One of my earliest reviews for Anythinghorror involved a movie called THE PACT (have a read of it here), a 2012 film from writer/director Nicholas McCarthy. McCarthy had started out making documentary shorts on feature films such as ROBOCOP, STARSHIP TROOPERS, SILENCE OF THE LAMBS, and THE PRINCESS BRIDE, and in 2011 he made an eleven-minute short film, THE PACT, starring Jewel Staite (TV’s FIREFLY) as a young woman alone in the house of her late mother, besieged by a ghostly presence.
McCarthy, who pointed to his love of the horror films of Dario Argento and Val Lewton as an influence, received much acclaim at the 2011 Sundance Film festival, and on the basis of this secured funding to expand it into a feature film. My review ended with my being impressed with this first feature, and looking forward to seeing what McCarthy would offer in the future.
Flash forward to today, and McCarthy has given us AT THE DEVIL’S DOOR. Could he meet my expectations now?
The film opens up confusingly, at least for me, having read the synopsis on IMDb: a teenage girl (Ashley Rickards, ONE TREE HILL) making out on a bed with a boy, who tells her that she can make herself five hundred dollars by playing a game with a weird man in a trailer in the middle of a desert, and really, who wouldn’t grab at a chance like that? What could possibly go wrong?
The weird man plays a shell game, to see if “he” has chosen her. And guess what? Like when you hear from those Nigerian princes and horny women in your city waiting to meet you, this is her lucky day! All she has to do is to go out to a deserted crossroads and say her name, so “he” knows her name when he calls for her. Bet she’s the type of girl who gives out her credit card details online to buy penis enhancement equipment.
Later that night, she’s at home alone when she hears creaks and moans and sees shadows moving and there’s a voice in her wardrobe that tells her to “come to me”. Just for once, she finds enough sense not to listen to voices in the wardrobe – but then she’s lifted up by an invisible force, flung about like a toy in my dog’s mouth, and dropped…
Still, the $500 probably made it all worthwhile.

- - - -

(BRIEF A) Switch "screenshot" to "screen capture" in the data records, from the first row through the row containing "380, 970, 440]", and write those rows out again with nothing else changed.
The rows that follow are unrelated to the film review.

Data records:
- - - -

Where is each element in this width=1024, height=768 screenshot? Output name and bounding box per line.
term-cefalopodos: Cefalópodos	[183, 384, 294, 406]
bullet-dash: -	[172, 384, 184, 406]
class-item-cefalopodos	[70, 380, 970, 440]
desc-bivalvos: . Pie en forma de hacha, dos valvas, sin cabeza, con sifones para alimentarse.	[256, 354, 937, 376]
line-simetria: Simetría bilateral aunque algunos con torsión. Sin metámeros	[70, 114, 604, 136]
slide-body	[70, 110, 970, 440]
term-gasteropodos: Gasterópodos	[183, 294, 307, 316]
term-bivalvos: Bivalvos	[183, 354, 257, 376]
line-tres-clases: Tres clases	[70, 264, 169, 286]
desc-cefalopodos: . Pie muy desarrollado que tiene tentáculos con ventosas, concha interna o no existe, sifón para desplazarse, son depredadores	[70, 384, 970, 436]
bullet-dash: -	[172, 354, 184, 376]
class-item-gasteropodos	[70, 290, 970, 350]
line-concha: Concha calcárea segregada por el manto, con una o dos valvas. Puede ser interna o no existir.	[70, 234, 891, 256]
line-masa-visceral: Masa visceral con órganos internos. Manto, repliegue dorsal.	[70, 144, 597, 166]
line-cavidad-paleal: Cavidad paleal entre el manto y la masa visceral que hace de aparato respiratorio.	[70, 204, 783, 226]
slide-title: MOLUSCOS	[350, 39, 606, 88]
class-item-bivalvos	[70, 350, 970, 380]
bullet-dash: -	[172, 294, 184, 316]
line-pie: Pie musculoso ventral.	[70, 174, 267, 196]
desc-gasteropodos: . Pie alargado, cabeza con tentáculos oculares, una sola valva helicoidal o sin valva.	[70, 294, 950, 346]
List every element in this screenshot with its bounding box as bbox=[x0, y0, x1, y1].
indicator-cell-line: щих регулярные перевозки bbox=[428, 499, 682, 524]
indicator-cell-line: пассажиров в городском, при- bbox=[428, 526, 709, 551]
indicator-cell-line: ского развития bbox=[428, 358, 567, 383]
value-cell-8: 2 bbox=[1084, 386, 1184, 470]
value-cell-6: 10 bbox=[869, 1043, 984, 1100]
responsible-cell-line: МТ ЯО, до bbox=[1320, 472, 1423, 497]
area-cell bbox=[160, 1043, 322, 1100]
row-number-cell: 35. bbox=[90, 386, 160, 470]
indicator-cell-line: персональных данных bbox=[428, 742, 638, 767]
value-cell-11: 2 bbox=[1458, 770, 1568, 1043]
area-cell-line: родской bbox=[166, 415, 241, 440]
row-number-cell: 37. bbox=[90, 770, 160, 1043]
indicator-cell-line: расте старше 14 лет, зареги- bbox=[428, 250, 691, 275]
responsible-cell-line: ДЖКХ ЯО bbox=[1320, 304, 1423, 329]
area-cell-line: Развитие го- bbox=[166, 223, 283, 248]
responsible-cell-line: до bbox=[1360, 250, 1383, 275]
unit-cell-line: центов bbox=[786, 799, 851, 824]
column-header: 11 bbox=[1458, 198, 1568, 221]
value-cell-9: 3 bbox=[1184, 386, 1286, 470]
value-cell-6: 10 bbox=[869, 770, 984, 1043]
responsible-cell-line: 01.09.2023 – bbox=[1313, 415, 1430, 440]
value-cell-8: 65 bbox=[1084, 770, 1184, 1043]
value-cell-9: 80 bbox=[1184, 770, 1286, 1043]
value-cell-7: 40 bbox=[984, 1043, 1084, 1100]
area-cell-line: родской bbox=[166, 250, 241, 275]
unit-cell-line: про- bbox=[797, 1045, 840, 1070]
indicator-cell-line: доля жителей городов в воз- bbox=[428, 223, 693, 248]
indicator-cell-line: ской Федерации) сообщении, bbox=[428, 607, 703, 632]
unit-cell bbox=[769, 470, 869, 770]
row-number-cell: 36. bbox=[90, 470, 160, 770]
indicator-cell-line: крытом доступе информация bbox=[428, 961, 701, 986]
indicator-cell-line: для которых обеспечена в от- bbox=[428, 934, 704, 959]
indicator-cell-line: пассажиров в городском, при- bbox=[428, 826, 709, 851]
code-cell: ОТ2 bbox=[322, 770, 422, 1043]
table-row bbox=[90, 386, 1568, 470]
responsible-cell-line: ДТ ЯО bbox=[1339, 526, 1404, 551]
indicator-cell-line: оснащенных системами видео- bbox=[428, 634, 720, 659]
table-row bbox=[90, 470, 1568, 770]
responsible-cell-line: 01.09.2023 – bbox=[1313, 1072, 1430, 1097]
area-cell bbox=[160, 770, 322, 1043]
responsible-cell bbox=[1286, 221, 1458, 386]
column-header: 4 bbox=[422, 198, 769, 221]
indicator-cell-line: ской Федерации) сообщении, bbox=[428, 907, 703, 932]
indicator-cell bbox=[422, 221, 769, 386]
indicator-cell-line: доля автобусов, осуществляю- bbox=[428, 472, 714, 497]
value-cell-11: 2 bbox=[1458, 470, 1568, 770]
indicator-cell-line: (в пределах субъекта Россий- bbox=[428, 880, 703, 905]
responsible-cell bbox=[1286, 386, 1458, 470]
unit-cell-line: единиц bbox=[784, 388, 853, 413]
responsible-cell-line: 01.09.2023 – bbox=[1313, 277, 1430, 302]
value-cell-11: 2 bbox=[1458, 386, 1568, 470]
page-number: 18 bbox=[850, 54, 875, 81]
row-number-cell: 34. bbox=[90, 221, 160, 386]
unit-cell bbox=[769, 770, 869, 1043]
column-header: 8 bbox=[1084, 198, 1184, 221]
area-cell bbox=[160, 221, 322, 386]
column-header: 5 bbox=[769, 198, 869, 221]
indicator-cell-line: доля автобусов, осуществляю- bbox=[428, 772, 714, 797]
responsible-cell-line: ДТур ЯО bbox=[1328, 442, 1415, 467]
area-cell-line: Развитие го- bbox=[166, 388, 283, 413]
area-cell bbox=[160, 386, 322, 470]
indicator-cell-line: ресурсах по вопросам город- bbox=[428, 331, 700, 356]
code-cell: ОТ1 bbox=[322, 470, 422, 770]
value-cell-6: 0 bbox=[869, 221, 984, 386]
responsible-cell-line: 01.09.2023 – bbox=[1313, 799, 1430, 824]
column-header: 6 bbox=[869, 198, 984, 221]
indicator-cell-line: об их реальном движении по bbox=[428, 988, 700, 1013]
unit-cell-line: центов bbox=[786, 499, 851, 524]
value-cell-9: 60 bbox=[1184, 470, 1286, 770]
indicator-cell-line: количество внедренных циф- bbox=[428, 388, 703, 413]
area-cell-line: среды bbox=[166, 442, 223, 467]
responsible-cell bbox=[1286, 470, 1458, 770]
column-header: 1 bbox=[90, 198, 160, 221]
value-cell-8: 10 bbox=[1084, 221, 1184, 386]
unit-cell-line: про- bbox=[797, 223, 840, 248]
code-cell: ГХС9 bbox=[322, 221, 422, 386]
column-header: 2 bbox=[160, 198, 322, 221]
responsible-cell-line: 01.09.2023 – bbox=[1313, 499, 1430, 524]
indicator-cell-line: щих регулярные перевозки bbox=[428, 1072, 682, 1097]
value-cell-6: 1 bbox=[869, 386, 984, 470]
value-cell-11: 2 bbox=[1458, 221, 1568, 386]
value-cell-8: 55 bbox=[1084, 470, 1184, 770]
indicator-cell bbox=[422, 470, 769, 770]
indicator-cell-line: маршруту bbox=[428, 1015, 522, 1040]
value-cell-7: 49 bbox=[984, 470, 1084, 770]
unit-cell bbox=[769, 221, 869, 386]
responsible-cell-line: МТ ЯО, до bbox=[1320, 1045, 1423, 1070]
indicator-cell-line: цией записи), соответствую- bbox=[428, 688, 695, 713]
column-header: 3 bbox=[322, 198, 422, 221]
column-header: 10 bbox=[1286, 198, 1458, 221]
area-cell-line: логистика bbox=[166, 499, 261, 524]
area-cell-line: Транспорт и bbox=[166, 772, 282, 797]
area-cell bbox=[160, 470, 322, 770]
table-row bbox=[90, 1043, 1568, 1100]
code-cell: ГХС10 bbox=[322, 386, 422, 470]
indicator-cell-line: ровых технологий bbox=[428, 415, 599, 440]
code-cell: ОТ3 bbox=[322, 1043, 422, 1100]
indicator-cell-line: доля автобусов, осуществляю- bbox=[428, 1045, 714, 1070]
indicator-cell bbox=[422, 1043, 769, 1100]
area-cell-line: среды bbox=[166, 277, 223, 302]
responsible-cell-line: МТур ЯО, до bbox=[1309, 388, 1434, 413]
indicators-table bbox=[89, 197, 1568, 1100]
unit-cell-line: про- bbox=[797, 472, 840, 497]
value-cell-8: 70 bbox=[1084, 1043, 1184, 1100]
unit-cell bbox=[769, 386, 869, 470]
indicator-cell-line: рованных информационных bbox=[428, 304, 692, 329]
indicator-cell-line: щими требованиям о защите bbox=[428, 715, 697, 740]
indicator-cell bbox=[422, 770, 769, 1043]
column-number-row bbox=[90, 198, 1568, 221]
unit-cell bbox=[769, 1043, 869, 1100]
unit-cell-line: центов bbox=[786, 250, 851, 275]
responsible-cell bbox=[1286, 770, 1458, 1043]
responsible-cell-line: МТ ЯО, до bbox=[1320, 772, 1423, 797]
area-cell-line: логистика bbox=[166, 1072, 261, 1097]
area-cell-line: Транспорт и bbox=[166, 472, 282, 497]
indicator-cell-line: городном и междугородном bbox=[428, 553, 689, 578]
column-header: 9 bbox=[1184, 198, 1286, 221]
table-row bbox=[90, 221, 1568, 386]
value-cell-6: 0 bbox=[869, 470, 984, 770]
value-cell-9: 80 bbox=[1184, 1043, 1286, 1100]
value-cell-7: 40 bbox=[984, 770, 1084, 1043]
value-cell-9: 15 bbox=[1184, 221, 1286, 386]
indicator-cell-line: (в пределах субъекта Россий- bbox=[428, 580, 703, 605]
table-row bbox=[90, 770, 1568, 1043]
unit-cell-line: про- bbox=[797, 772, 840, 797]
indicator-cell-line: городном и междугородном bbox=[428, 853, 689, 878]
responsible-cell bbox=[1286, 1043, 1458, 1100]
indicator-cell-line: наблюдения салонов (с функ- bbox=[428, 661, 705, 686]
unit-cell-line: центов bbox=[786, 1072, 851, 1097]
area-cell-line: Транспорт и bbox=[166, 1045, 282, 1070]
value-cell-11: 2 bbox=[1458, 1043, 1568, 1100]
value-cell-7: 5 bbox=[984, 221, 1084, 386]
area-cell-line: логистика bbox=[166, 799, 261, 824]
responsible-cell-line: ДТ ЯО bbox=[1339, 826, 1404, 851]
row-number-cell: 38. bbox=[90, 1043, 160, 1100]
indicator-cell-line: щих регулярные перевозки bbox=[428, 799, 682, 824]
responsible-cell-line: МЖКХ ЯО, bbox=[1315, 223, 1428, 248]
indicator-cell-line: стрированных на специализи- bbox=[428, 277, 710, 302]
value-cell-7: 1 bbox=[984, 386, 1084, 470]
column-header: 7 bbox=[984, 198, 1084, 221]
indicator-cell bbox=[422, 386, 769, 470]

- - - -

(BRIEF B) Proceed with the film review of AT THE DEVIL'S DOOR, picking up right after its last sentence.

(EXERCISE ANSWER A)
Where is each element in this width=1024, height=768 screen capture? Output name and bounding box per line.
term-cefalopodos: Cefalópodos	[183, 384, 294, 406]
bullet-dash: -	[172, 384, 184, 406]
class-item-cefalopodos	[70, 380, 970, 440]

(EXERCISE ANSWER B)
Now we cut to a real estate agent named Leigh (Catalina Sandino Moreno, TWILIGHT: ECLIPSE) who has been engaged by a couple named Chuck and Royanna to sell their house. Their daughter Charlene has been missing for some time, and they’re moving on – but Leigh keeps seeing the girl around the house, which has been emptied of nearly everything but the wardrobe, where she finds the five hundred dollars. Except that the girl that we see, the one from the beginning of the movie, isn’t the parents’ missing girl Charlene.
In fact, it’s a girl named Hannah White, who lived there back in the Eighties, had quickly gone doolally after the business on the crossroads, terrifying a couple whose baby she was minding, before going home and killing herself. You see, the stuff we’ve been seeing with the girl and the money and all that were all flashbacks, not that any of this was explained. I’m assuming all this, and that the parents we saw weren’t hallucinations or whatever.
Look, I don’t need everything spelled out for me in big type and monosyllables, but I’d like a certain amount of coherence.
Anyway, in the present day Leigh follows the ghost around the house until she reaches the bedroom, staring into a mirror, and of course despite realising the truth about all this, she goes chasing after it, because you would, wouldn’t you? And when she does, Leigh drops to the floor in convulsions, dying, as something shadowy pours out from the ghost’s feet, like ectoplasmic pee soaking the rug.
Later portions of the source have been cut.